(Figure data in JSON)
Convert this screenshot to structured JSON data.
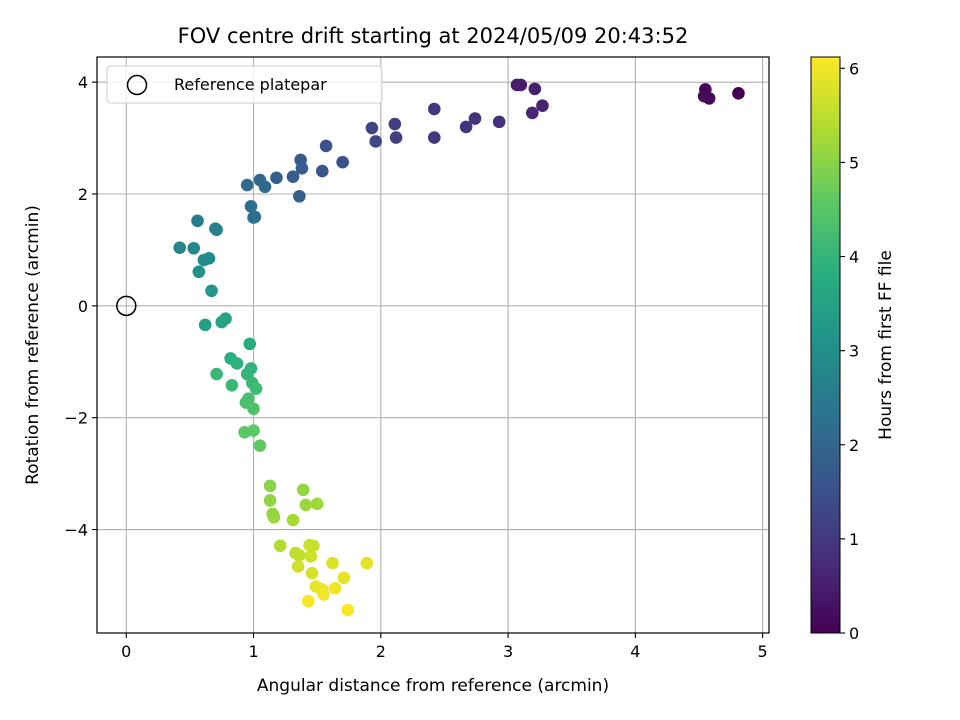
{
  "chart_data": {
    "type": "scatter",
    "title": "FOV centre drift starting at 2024/05/09 20:43:52",
    "xlabel": "Angular distance from reference (arcmin)",
    "ylabel": "Rotation from reference (arcmin)",
    "xlim": [
      -0.23,
      5.05
    ],
    "ylim": [
      -5.85,
      4.45
    ],
    "xticks": [
      0,
      1,
      2,
      3,
      4,
      5
    ],
    "xtick_labels": [
      "0",
      "1",
      "2",
      "3",
      "4",
      "5"
    ],
    "yticks": [
      -4,
      -2,
      0,
      2,
      4
    ],
    "ytick_labels": [
      "−4",
      "−2",
      "0",
      "2",
      "4"
    ],
    "grid": true,
    "legend": {
      "label": "Reference platepar",
      "placement": "top-left"
    },
    "reference_point": {
      "x": 0,
      "y": 0
    },
    "colorbar": {
      "label": "Hours from first FF file",
      "range": [
        0,
        6.12
      ],
      "ticks": [
        0,
        1,
        2,
        3,
        4,
        5,
        6
      ],
      "tick_labels": [
        "0",
        "1",
        "2",
        "3",
        "4",
        "5",
        "6"
      ],
      "colormap": "viridis"
    },
    "points": [
      {
        "x": 4.55,
        "y": 3.87,
        "c": 0.05
      },
      {
        "x": 4.54,
        "y": 3.75,
        "c": 0.1
      },
      {
        "x": 4.58,
        "y": 3.71,
        "c": 0.15
      },
      {
        "x": 4.81,
        "y": 3.8,
        "c": 0.0
      },
      {
        "x": 3.07,
        "y": 3.95,
        "c": 0.45
      },
      {
        "x": 3.1,
        "y": 3.95,
        "c": 0.5
      },
      {
        "x": 3.21,
        "y": 3.88,
        "c": 0.55
      },
      {
        "x": 3.27,
        "y": 3.58,
        "c": 0.6
      },
      {
        "x": 3.19,
        "y": 3.45,
        "c": 0.65
      },
      {
        "x": 2.93,
        "y": 3.29,
        "c": 0.8
      },
      {
        "x": 2.74,
        "y": 3.35,
        "c": 0.85
      },
      {
        "x": 2.67,
        "y": 3.2,
        "c": 0.9
      },
      {
        "x": 2.42,
        "y": 3.52,
        "c": 0.95
      },
      {
        "x": 2.42,
        "y": 3.01,
        "c": 1.0
      },
      {
        "x": 2.11,
        "y": 3.25,
        "c": 1.1
      },
      {
        "x": 2.12,
        "y": 3.01,
        "c": 1.15
      },
      {
        "x": 1.93,
        "y": 3.18,
        "c": 1.25
      },
      {
        "x": 1.96,
        "y": 2.94,
        "c": 1.3
      },
      {
        "x": 1.57,
        "y": 2.86,
        "c": 1.5
      },
      {
        "x": 1.7,
        "y": 2.57,
        "c": 1.55
      },
      {
        "x": 1.54,
        "y": 2.41,
        "c": 1.6
      },
      {
        "x": 1.37,
        "y": 2.61,
        "c": 1.7
      },
      {
        "x": 1.38,
        "y": 2.46,
        "c": 1.75
      },
      {
        "x": 1.31,
        "y": 2.31,
        "c": 1.8
      },
      {
        "x": 1.36,
        "y": 1.96,
        "c": 1.85
      },
      {
        "x": 1.18,
        "y": 2.29,
        "c": 1.9
      },
      {
        "x": 1.05,
        "y": 2.25,
        "c": 2.0
      },
      {
        "x": 1.09,
        "y": 2.13,
        "c": 2.05
      },
      {
        "x": 0.95,
        "y": 2.16,
        "c": 2.1
      },
      {
        "x": 0.98,
        "y": 1.78,
        "c": 2.2
      },
      {
        "x": 1.01,
        "y": 1.59,
        "c": 2.25
      },
      {
        "x": 1.0,
        "y": 1.58,
        "c": 2.3
      },
      {
        "x": 0.56,
        "y": 1.52,
        "c": 2.55
      },
      {
        "x": 0.7,
        "y": 1.38,
        "c": 2.6
      },
      {
        "x": 0.71,
        "y": 1.36,
        "c": 2.65
      },
      {
        "x": 0.42,
        "y": 1.04,
        "c": 2.75
      },
      {
        "x": 0.53,
        "y": 1.03,
        "c": 2.8
      },
      {
        "x": 0.65,
        "y": 0.85,
        "c": 2.9
      },
      {
        "x": 0.61,
        "y": 0.82,
        "c": 2.95
      },
      {
        "x": 0.57,
        "y": 0.61,
        "c": 3.05
      },
      {
        "x": 0.67,
        "y": 0.27,
        "c": 3.2
      },
      {
        "x": 0.62,
        "y": -0.34,
        "c": 3.45
      },
      {
        "x": 0.78,
        "y": -0.23,
        "c": 3.55
      },
      {
        "x": 0.75,
        "y": -0.29,
        "c": 3.6
      },
      {
        "x": 0.97,
        "y": -0.68,
        "c": 3.75
      },
      {
        "x": 0.82,
        "y": -0.94,
        "c": 3.85
      },
      {
        "x": 0.87,
        "y": -1.03,
        "c": 3.9
      },
      {
        "x": 0.98,
        "y": -1.12,
        "c": 3.95
      },
      {
        "x": 0.95,
        "y": -1.22,
        "c": 4.0
      },
      {
        "x": 0.71,
        "y": -1.22,
        "c": 4.05
      },
      {
        "x": 0.99,
        "y": -1.38,
        "c": 4.1
      },
      {
        "x": 0.83,
        "y": -1.42,
        "c": 4.1
      },
      {
        "x": 1.02,
        "y": -1.48,
        "c": 4.15
      },
      {
        "x": 0.96,
        "y": -1.66,
        "c": 4.25
      },
      {
        "x": 0.94,
        "y": -1.73,
        "c": 4.3
      },
      {
        "x": 1.0,
        "y": -1.84,
        "c": 4.35
      },
      {
        "x": 0.93,
        "y": -2.26,
        "c": 4.5
      },
      {
        "x": 1.0,
        "y": -2.23,
        "c": 4.55
      },
      {
        "x": 1.05,
        "y": -2.5,
        "c": 4.6
      },
      {
        "x": 1.13,
        "y": -3.22,
        "c": 5.0
      },
      {
        "x": 1.13,
        "y": -3.48,
        "c": 5.05
      },
      {
        "x": 1.15,
        "y": -3.72,
        "c": 5.1
      },
      {
        "x": 1.16,
        "y": -3.78,
        "c": 5.15
      },
      {
        "x": 1.39,
        "y": -3.29,
        "c": 5.1
      },
      {
        "x": 1.5,
        "y": -3.54,
        "c": 5.2
      },
      {
        "x": 1.41,
        "y": -3.56,
        "c": 5.2
      },
      {
        "x": 1.31,
        "y": -3.83,
        "c": 5.3
      },
      {
        "x": 1.21,
        "y": -4.29,
        "c": 5.4
      },
      {
        "x": 1.33,
        "y": -4.42,
        "c": 5.5
      },
      {
        "x": 1.36,
        "y": -4.46,
        "c": 5.55
      },
      {
        "x": 1.44,
        "y": -4.28,
        "c": 5.6
      },
      {
        "x": 1.47,
        "y": -4.29,
        "c": 5.6
      },
      {
        "x": 1.45,
        "y": -4.48,
        "c": 5.65
      },
      {
        "x": 1.35,
        "y": -4.66,
        "c": 5.7
      },
      {
        "x": 1.46,
        "y": -4.78,
        "c": 5.75
      },
      {
        "x": 1.62,
        "y": -4.6,
        "c": 5.8
      },
      {
        "x": 1.89,
        "y": -4.6,
        "c": 5.85
      },
      {
        "x": 1.71,
        "y": -4.86,
        "c": 5.9
      },
      {
        "x": 1.49,
        "y": -5.02,
        "c": 5.9
      },
      {
        "x": 1.54,
        "y": -5.07,
        "c": 5.95
      },
      {
        "x": 1.64,
        "y": -5.05,
        "c": 6.0
      },
      {
        "x": 1.55,
        "y": -5.16,
        "c": 6.0
      },
      {
        "x": 1.43,
        "y": -5.28,
        "c": 6.05
      },
      {
        "x": 1.74,
        "y": -5.44,
        "c": 6.1
      }
    ]
  }
}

▶ **JOB**:
Reproduce the records verbatim, omitting all images they contain.

▶ **CORRECT RESULT**:
Convert this screenshot to structured JSON data.
{
  "chart_data": {
    "type": "scatter",
    "title": "FOV centre drift starting at 2024/05/09 20:43:52",
    "xlabel": "Angular distance from reference (arcmin)",
    "ylabel": "Rotation from reference (arcmin)",
    "xlim": [
      -0.23,
      5.05
    ],
    "ylim": [
      -5.85,
      4.45
    ],
    "xticks": [
      0,
      1,
      2,
      3,
      4,
      5
    ],
    "xtick_labels": [
      "0",
      "1",
      "2",
      "3",
      "4",
      "5"
    ],
    "yticks": [
      -4,
      -2,
      0,
      2,
      4
    ],
    "ytick_labels": [
      "−4",
      "−2",
      "0",
      "2",
      "4"
    ],
    "grid": true,
    "legend": {
      "label": "Reference platepar",
      "placement": "top-left"
    },
    "reference_point": {
      "x": 0,
      "y": 0
    },
    "colorbar": {
      "label": "Hours from first FF file",
      "range": [
        0,
        6.12
      ],
      "ticks": [
        0,
        1,
        2,
        3,
        4,
        5,
        6
      ],
      "tick_labels": [
        "0",
        "1",
        "2",
        "3",
        "4",
        "5",
        "6"
      ],
      "colormap": "viridis"
    },
    "points": [
      {
        "x": 4.55,
        "y": 3.87,
        "c": 0.05
      },
      {
        "x": 4.54,
        "y": 3.75,
        "c": 0.1
      },
      {
        "x": 4.58,
        "y": 3.71,
        "c": 0.15
      },
      {
        "x": 4.81,
        "y": 3.8,
        "c": 0.0
      },
      {
        "x": 3.07,
        "y": 3.95,
        "c": 0.45
      },
      {
        "x": 3.1,
        "y": 3.95,
        "c": 0.5
      },
      {
        "x": 3.21,
        "y": 3.88,
        "c": 0.55
      },
      {
        "x": 3.27,
        "y": 3.58,
        "c": 0.6
      },
      {
        "x": 3.19,
        "y": 3.45,
        "c": 0.65
      },
      {
        "x": 2.93,
        "y": 3.29,
        "c": 0.8
      },
      {
        "x": 2.74,
        "y": 3.35,
        "c": 0.85
      },
      {
        "x": 2.67,
        "y": 3.2,
        "c": 0.9
      },
      {
        "x": 2.42,
        "y": 3.52,
        "c": 0.95
      },
      {
        "x": 2.42,
        "y": 3.01,
        "c": 1.0
      },
      {
        "x": 2.11,
        "y": 3.25,
        "c": 1.1
      },
      {
        "x": 2.12,
        "y": 3.01,
        "c": 1.15
      },
      {
        "x": 1.93,
        "y": 3.18,
        "c": 1.25
      },
      {
        "x": 1.96,
        "y": 2.94,
        "c": 1.3
      },
      {
        "x": 1.57,
        "y": 2.86,
        "c": 1.5
      },
      {
        "x": 1.7,
        "y": 2.57,
        "c": 1.55
      },
      {
        "x": 1.54,
        "y": 2.41,
        "c": 1.6
      },
      {
        "x": 1.37,
        "y": 2.61,
        "c": 1.7
      },
      {
        "x": 1.38,
        "y": 2.46,
        "c": 1.75
      },
      {
        "x": 1.31,
        "y": 2.31,
        "c": 1.8
      },
      {
        "x": 1.36,
        "y": 1.96,
        "c": 1.85
      },
      {
        "x": 1.18,
        "y": 2.29,
        "c": 1.9
      },
      {
        "x": 1.05,
        "y": 2.25,
        "c": 2.0
      },
      {
        "x": 1.09,
        "y": 2.13,
        "c": 2.05
      },
      {
        "x": 0.95,
        "y": 2.16,
        "c": 2.1
      },
      {
        "x": 0.98,
        "y": 1.78,
        "c": 2.2
      },
      {
        "x": 1.01,
        "y": 1.59,
        "c": 2.25
      },
      {
        "x": 1.0,
        "y": 1.58,
        "c": 2.3
      },
      {
        "x": 0.56,
        "y": 1.52,
        "c": 2.55
      },
      {
        "x": 0.7,
        "y": 1.38,
        "c": 2.6
      },
      {
        "x": 0.71,
        "y": 1.36,
        "c": 2.65
      },
      {
        "x": 0.42,
        "y": 1.04,
        "c": 2.75
      },
      {
        "x": 0.53,
        "y": 1.03,
        "c": 2.8
      },
      {
        "x": 0.65,
        "y": 0.85,
        "c": 2.9
      },
      {
        "x": 0.61,
        "y": 0.82,
        "c": 2.95
      },
      {
        "x": 0.57,
        "y": 0.61,
        "c": 3.05
      },
      {
        "x": 0.67,
        "y": 0.27,
        "c": 3.2
      },
      {
        "x": 0.62,
        "y": -0.34,
        "c": 3.45
      },
      {
        "x": 0.78,
        "y": -0.23,
        "c": 3.55
      },
      {
        "x": 0.75,
        "y": -0.29,
        "c": 3.6
      },
      {
        "x": 0.97,
        "y": -0.68,
        "c": 3.75
      },
      {
        "x": 0.82,
        "y": -0.94,
        "c": 3.85
      },
      {
        "x": 0.87,
        "y": -1.03,
        "c": 3.9
      },
      {
        "x": 0.98,
        "y": -1.12,
        "c": 3.95
      },
      {
        "x": 0.95,
        "y": -1.22,
        "c": 4.0
      },
      {
        "x": 0.71,
        "y": -1.22,
        "c": 4.05
      },
      {
        "x": 0.99,
        "y": -1.38,
        "c": 4.1
      },
      {
        "x": 0.83,
        "y": -1.42,
        "c": 4.1
      },
      {
        "x": 1.02,
        "y": -1.48,
        "c": 4.15
      },
      {
        "x": 0.96,
        "y": -1.66,
        "c": 4.25
      },
      {
        "x": 0.94,
        "y": -1.73,
        "c": 4.3
      },
      {
        "x": 1.0,
        "y": -1.84,
        "c": 4.35
      },
      {
        "x": 0.93,
        "y": -2.26,
        "c": 4.5
      },
      {
        "x": 1.0,
        "y": -2.23,
        "c": 4.55
      },
      {
        "x": 1.05,
        "y": -2.5,
        "c": 4.6
      },
      {
        "x": 1.13,
        "y": -3.22,
        "c": 5.0
      },
      {
        "x": 1.13,
        "y": -3.48,
        "c": 5.05
      },
      {
        "x": 1.15,
        "y": -3.72,
        "c": 5.1
      },
      {
        "x": 1.16,
        "y": -3.78,
        "c": 5.15
      },
      {
        "x": 1.39,
        "y": -3.29,
        "c": 5.1
      },
      {
        "x": 1.5,
        "y": -3.54,
        "c": 5.2
      },
      {
        "x": 1.41,
        "y": -3.56,
        "c": 5.2
      },
      {
        "x": 1.31,
        "y": -3.83,
        "c": 5.3
      },
      {
        "x": 1.21,
        "y": -4.29,
        "c": 5.4
      },
      {
        "x": 1.33,
        "y": -4.42,
        "c": 5.5
      },
      {
        "x": 1.36,
        "y": -4.46,
        "c": 5.55
      },
      {
        "x": 1.44,
        "y": -4.28,
        "c": 5.6
      },
      {
        "x": 1.47,
        "y": -4.29,
        "c": 5.6
      },
      {
        "x": 1.45,
        "y": -4.48,
        "c": 5.65
      },
      {
        "x": 1.35,
        "y": -4.66,
        "c": 5.7
      },
      {
        "x": 1.46,
        "y": -4.78,
        "c": 5.75
      },
      {
        "x": 1.62,
        "y": -4.6,
        "c": 5.8
      },
      {
        "x": 1.89,
        "y": -4.6,
        "c": 5.85
      },
      {
        "x": 1.71,
        "y": -4.86,
        "c": 5.9
      },
      {
        "x": 1.49,
        "y": -5.02,
        "c": 5.9
      },
      {
        "x": 1.54,
        "y": -5.07,
        "c": 5.95
      },
      {
        "x": 1.64,
        "y": -5.05,
        "c": 6.0
      },
      {
        "x": 1.55,
        "y": -5.16,
        "c": 6.0
      },
      {
        "x": 1.43,
        "y": -5.28,
        "c": 6.05
      },
      {
        "x": 1.74,
        "y": -5.44,
        "c": 6.1
      }
    ]
  }
}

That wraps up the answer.